▶ _Materials provided_

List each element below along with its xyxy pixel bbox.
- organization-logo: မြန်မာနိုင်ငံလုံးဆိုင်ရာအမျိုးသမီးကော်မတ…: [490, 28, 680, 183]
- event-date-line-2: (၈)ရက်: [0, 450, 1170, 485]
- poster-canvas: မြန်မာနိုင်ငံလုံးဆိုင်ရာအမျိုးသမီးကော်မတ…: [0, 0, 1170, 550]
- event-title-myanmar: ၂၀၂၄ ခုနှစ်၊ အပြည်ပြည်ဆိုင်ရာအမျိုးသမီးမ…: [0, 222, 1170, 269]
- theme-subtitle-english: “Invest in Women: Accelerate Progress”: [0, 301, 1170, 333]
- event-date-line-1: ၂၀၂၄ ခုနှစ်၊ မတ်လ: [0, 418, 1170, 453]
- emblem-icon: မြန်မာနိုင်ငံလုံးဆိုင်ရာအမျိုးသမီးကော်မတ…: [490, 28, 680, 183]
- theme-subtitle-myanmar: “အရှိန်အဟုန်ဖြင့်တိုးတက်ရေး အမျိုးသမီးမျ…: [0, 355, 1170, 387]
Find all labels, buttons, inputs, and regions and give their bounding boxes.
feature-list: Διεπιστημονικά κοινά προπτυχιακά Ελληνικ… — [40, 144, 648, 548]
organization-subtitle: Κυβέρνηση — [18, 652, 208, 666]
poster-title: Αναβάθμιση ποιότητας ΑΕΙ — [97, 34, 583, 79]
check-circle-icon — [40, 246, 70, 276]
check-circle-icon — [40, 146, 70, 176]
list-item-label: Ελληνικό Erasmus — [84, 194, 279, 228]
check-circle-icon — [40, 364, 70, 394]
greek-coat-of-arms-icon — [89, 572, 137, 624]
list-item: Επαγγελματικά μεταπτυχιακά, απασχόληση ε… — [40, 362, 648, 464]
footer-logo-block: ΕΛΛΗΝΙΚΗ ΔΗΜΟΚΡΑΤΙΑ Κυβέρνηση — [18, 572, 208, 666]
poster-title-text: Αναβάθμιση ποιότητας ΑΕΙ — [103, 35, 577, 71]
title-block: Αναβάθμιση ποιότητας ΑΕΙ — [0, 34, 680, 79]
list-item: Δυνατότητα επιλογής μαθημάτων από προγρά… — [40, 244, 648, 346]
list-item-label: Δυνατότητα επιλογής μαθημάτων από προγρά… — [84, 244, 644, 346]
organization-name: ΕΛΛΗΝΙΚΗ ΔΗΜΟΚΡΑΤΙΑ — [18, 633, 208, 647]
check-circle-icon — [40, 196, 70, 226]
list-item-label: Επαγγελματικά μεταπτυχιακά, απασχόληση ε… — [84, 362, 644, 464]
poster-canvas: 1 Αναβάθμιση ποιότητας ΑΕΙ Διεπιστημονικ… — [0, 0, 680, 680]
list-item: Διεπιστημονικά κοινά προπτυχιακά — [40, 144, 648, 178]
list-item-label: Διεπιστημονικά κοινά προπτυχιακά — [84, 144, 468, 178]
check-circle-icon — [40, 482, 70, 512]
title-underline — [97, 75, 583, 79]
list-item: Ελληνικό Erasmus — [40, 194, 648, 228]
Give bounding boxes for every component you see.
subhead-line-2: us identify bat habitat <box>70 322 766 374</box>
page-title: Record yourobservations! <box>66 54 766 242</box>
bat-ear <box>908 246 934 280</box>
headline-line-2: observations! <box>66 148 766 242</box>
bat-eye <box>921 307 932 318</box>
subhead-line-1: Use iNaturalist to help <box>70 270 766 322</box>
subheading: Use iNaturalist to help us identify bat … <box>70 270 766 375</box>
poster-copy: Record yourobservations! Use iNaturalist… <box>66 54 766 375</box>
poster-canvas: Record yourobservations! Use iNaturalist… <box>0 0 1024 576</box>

▶ _Directions_
Copy out all of the records above word for word, keeping every line unchanged.

▶ _Written answer_
List each element below along with its xyxy pixel bbox.
- organization-logo: မြန်မာနိုင်ငံလုံးဆိုင်ရာအမျိုးသမီးကော်မတ…: [490, 28, 680, 183]
- event-date-line-2: (၈)ရက်: [0, 450, 1170, 485]
- poster-canvas: မြန်မာနိုင်ငံလုံးဆိုင်ရာအမျိုးသမီးကော်မတ…: [0, 0, 1170, 550]
- event-title-myanmar: ၂၀၂၄ ခုနှစ်၊ အပြည်ပြည်ဆိုင်ရာအမျိုးသမီးမ…: [0, 222, 1170, 269]
- theme-subtitle-english: “Invest in Women: Accelerate Progress”: [0, 301, 1170, 333]
- event-date-line-1: ၂၀၂၄ ခုနှစ်၊ မတ်လ: [0, 418, 1170, 453]
- emblem-icon: မြန်မာနိုင်ငံလုံးဆိုင်ရာအမျိုးသမီးကော်မတ…: [490, 28, 680, 183]
- theme-subtitle-myanmar: “အရှိန်အဟုန်ဖြင့်တိုးတက်ရေး အမျိုးသမီးမျ…: [0, 355, 1170, 387]
Find all labels, buttons, inputs, and regions and give their bounding boxes.
feature-list: Διεπιστημονικά κοινά προπτυχιακά Ελληνικ… — [40, 144, 648, 548]
organization-subtitle: Κυβέρνηση — [18, 652, 208, 666]
poster-title: Αναβάθμιση ποιότητας ΑΕΙ — [97, 34, 583, 79]
check-circle-icon — [40, 246, 70, 276]
check-circle-icon — [40, 146, 70, 176]
list-item-label: Ελληνικό Erasmus — [84, 194, 279, 228]
check-circle-icon — [40, 364, 70, 394]
greek-coat-of-arms-icon — [89, 572, 137, 624]
list-item: Επαγγελματικά μεταπτυχιακά, απασχόληση ε… — [40, 362, 648, 464]
footer-logo-block: ΕΛΛΗΝΙΚΗ ΔΗΜΟΚΡΑΤΙΑ Κυβέρνηση — [18, 572, 208, 666]
poster-title-text: Αναβάθμιση ποιότητας ΑΕΙ — [103, 35, 577, 71]
title-block: Αναβάθμιση ποιότητας ΑΕΙ — [0, 34, 680, 79]
list-item: Δυνατότητα επιλογής μαθημάτων από προγρά… — [40, 244, 648, 346]
list-item-label: Δυνατότητα επιλογής μαθημάτων από προγρά… — [84, 244, 644, 346]
organization-name: ΕΛΛΗΝΙΚΗ ΔΗΜΟΚΡΑΤΙΑ — [18, 633, 208, 647]
check-circle-icon — [40, 196, 70, 226]
list-item-label: Επαγγελματικά μεταπτυχιακά, απασχόληση ε… — [84, 362, 644, 464]
poster-canvas: 1 Αναβάθμιση ποιότητας ΑΕΙ Διεπιστημονικ… — [0, 0, 680, 680]
list-item: Διεπιστημονικά κοινά προπτυχιακά — [40, 144, 648, 178]
list-item-label: Διεπιστημονικά κοινά προπτυχιακά — [84, 144, 468, 178]
check-circle-icon — [40, 482, 70, 512]
title-underline — [97, 75, 583, 79]
list-item: Ελληνικό Erasmus — [40, 194, 648, 228]
Give bounding boxes for every component you see.
subhead-line-2: us identify bat habitat <box>70 322 766 374</box>
page-title: Record yourobservations! <box>66 54 766 242</box>
bat-ear <box>908 246 934 280</box>
headline-line-2: observations! <box>66 148 766 242</box>
bat-eye <box>921 307 932 318</box>
subhead-line-1: Use iNaturalist to help <box>70 270 766 322</box>
subheading: Use iNaturalist to help us identify bat … <box>70 270 766 375</box>
poster-copy: Record yourobservations! Use iNaturalist… <box>66 54 766 375</box>
poster-canvas: Record yourobservations! Use iNaturalist… <box>0 0 1024 576</box>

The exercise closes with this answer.